OBJECTIVE 1:
According to the forum thread, what must be shown about every element of the set for it to be a field?

QUOTED PASSAGE:

Now,in order for that to be a field, like Halls already stated,we need to show that every el. in that set has an inverse.

let x be in that set. so it will obviously have the form $$=x(a+ b\sqrt{5})$$ let
s suppose that there is another el, y, such that

$$xy=1 => y=\frac{1}{x}=\frac{1}{a+b\sqrt{5}}=\frac{a-b\sqrt{5}}{a^2-5b^2}$$ SO, the same question still holds, is this in the same set?

I'll give u one more hint: rewrite the last expression as

$$\frac{a}{a^2-5b^2}+\frac{-b}{a^2-5b^2}\sqrt{5}$$

 

[sutupidmath]

??

i don't know how to construct these equations because there is no variable input?

you don't need to construct these, because you are not dealing with a mapping between two rings or fields, and thus you are not asked to show whether that kind of mapping is a homomorphism. because, those expressions are used when we want to show that a particular mapping say between two rings is a homomorphism.

 

[sutupidmath]

A field must be closed under addition

you meant under subtraction here, right?

 

[transgalactic]

yes if we split it:

a/(a^2-5b^2) -(b/a^2-5b^2)*5^(1/2)

is that correct?

 

[sutupidmath]

yes if we split it:

a/(a^2-5b^2) -(b/a^2-5b^2)*5^(1/2)

is that correct?

Well, now the problem breaks down into showing whether
$$\frac{a}{a^2-5b^2}\in Q; and\frac{-b}{a^2-5b^2}\in Q ?$$

You can either prove this one too, or take it for granted. since a, b are rational nr. then by adding, subtracting, multiplying, and dividing them, we will still end up having rational numbers.

 

[transgalactic]

hallsofIvy said to prove that that inverse of the formula is of the same set
and
a/(a^2-5b^2) -(b/a^2-5b^2)*5^(1/2) => a/(a^2-5b^2) +(-b/a^2+5b^2)*5^(1/2)

its of the same set now(it looks like the original formula)?

 

[transgalactic]

how to prove that 0 or 1 are members
??

 

[HallsofIvy]

If you want to write 0 or 1 as "$a+ b\sqrt{5}$", what would a and b be equal to?

 

[sutupidmath]

how to prove that 0 or 1 are members
??

$$0=0+0\sqrt{5}, 1=1+0\sqrt{5}$$ fair enough!

P.S this is what Halls already said!...lol...

DATASET EXTRACT:
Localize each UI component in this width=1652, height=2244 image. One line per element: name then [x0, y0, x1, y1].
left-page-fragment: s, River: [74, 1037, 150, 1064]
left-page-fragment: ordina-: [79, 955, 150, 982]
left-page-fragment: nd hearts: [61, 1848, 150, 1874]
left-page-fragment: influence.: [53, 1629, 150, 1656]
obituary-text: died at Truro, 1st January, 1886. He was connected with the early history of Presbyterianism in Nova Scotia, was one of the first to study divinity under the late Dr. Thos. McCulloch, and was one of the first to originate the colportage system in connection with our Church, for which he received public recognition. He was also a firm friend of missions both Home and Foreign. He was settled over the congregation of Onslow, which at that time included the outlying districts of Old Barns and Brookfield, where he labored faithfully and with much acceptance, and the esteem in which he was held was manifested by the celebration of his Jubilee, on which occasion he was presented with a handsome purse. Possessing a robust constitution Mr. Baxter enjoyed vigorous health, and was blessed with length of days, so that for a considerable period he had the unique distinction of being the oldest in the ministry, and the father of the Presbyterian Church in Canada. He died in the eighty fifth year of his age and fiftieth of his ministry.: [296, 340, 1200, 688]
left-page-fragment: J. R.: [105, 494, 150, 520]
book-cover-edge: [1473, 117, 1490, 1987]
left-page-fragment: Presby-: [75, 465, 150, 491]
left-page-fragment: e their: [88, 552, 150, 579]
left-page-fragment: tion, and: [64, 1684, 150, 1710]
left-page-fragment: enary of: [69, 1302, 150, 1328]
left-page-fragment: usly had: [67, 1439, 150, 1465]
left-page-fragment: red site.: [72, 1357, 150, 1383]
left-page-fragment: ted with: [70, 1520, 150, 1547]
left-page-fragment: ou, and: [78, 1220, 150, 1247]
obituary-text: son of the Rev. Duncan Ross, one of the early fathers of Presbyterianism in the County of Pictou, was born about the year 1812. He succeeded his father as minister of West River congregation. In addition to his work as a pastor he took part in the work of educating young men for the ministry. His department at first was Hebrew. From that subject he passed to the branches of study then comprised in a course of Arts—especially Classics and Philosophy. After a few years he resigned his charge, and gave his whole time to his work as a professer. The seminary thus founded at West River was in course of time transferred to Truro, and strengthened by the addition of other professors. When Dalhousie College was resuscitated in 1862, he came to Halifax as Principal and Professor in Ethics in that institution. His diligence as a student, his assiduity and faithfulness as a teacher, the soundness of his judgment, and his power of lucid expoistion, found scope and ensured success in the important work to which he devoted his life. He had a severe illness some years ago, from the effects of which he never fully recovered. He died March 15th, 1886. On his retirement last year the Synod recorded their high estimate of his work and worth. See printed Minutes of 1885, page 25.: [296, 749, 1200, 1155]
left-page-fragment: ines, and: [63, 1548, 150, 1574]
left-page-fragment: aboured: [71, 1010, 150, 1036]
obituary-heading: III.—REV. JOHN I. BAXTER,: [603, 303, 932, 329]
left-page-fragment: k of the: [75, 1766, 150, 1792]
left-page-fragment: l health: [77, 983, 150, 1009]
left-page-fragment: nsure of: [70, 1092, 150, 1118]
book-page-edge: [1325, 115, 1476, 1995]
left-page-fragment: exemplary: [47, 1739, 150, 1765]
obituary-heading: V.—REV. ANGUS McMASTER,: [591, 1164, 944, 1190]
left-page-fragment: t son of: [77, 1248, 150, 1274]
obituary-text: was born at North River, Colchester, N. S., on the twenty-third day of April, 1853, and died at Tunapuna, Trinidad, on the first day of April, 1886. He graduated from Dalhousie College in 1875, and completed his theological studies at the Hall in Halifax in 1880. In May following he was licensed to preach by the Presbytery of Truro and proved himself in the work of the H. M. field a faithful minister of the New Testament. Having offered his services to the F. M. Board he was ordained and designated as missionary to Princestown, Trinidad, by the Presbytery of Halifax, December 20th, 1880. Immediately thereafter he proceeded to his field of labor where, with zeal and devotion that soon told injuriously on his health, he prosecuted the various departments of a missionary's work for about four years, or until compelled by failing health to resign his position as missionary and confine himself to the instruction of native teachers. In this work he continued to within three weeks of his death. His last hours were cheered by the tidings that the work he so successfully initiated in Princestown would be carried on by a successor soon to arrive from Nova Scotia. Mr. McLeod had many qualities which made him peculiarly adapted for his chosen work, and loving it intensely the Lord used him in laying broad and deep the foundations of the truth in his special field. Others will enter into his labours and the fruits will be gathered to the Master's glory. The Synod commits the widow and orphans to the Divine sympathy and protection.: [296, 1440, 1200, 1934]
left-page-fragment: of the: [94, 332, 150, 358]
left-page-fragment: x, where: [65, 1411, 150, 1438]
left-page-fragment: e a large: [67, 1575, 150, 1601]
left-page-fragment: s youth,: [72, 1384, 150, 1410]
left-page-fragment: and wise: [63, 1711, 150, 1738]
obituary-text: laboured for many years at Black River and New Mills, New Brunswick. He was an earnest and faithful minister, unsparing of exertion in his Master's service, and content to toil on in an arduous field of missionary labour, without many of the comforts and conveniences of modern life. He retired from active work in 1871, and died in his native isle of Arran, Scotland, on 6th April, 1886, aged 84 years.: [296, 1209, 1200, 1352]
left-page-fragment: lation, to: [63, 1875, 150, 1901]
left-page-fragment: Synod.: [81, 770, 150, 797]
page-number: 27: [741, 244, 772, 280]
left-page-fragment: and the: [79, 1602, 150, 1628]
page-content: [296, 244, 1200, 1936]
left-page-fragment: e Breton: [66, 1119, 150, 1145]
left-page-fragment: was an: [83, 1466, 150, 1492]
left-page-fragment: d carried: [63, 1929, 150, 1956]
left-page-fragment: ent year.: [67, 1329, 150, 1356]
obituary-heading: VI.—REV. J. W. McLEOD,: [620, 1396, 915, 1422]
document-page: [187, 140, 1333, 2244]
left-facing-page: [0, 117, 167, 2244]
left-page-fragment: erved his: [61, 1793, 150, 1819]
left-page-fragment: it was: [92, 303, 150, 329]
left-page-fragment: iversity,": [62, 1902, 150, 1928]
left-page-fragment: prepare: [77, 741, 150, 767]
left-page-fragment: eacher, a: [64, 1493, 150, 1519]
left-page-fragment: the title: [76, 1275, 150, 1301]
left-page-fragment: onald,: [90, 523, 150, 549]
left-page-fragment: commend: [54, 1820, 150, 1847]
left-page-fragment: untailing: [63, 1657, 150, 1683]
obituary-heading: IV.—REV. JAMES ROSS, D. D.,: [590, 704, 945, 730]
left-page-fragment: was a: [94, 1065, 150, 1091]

OBJECTIVE 2:
Duplicate the listing word for word, starting with its first line and going on through the line with "left-page-fragment: usly had: [67, 1439, 150, 1465]".

EXPECTED OUTPUT 1:
Every element in the set must have an inverse.

EXPECTED OUTPUT 2:
Localize each UI component in this width=1652, height=2244 image. One line per element: name then [x0, y0, x1, y1].
left-page-fragment: s, River: [74, 1037, 150, 1064]
left-page-fragment: ordina-: [79, 955, 150, 982]
left-page-fragment: nd hearts: [61, 1848, 150, 1874]
left-page-fragment: influence.: [53, 1629, 150, 1656]
obituary-text: died at Truro, 1st January, 1886. He was connected with the early history of Presbyterianism in Nova Scotia, was one of the first to study divinity under the late Dr. Thos. McCulloch, and was one of the first to originate the colportage system in connection with our Church, for which he received public recognition. He was also a firm friend of missions both Home and Foreign. He was settled over the congregation of Onslow, which at that time included the outlying districts of Old Barns and Brookfield, where he labored faithfully and with much acceptance, and the esteem in which he was held was manifested by the celebration of his Jubilee, on which occasion he was presented with a handsome purse. Possessing a robust constitution Mr. Baxter enjoyed vigorous health, and was blessed with length of days, so that for a considerable period he had the unique distinction of being the oldest in the ministry, and the father of the Presbyterian Church in Canada. He died in the eighty fifth year of his age and fiftieth of his ministry.: [296, 340, 1200, 688]
left-page-fragment: J. R.: [105, 494, 150, 520]
book-cover-edge: [1473, 117, 1490, 1987]
left-page-fragment: Presby-: [75, 465, 150, 491]
left-page-fragment: e their: [88, 552, 150, 579]
left-page-fragment: tion, and: [64, 1684, 150, 1710]
left-page-fragment: enary of: [69, 1302, 150, 1328]
left-page-fragment: usly had: [67, 1439, 150, 1465]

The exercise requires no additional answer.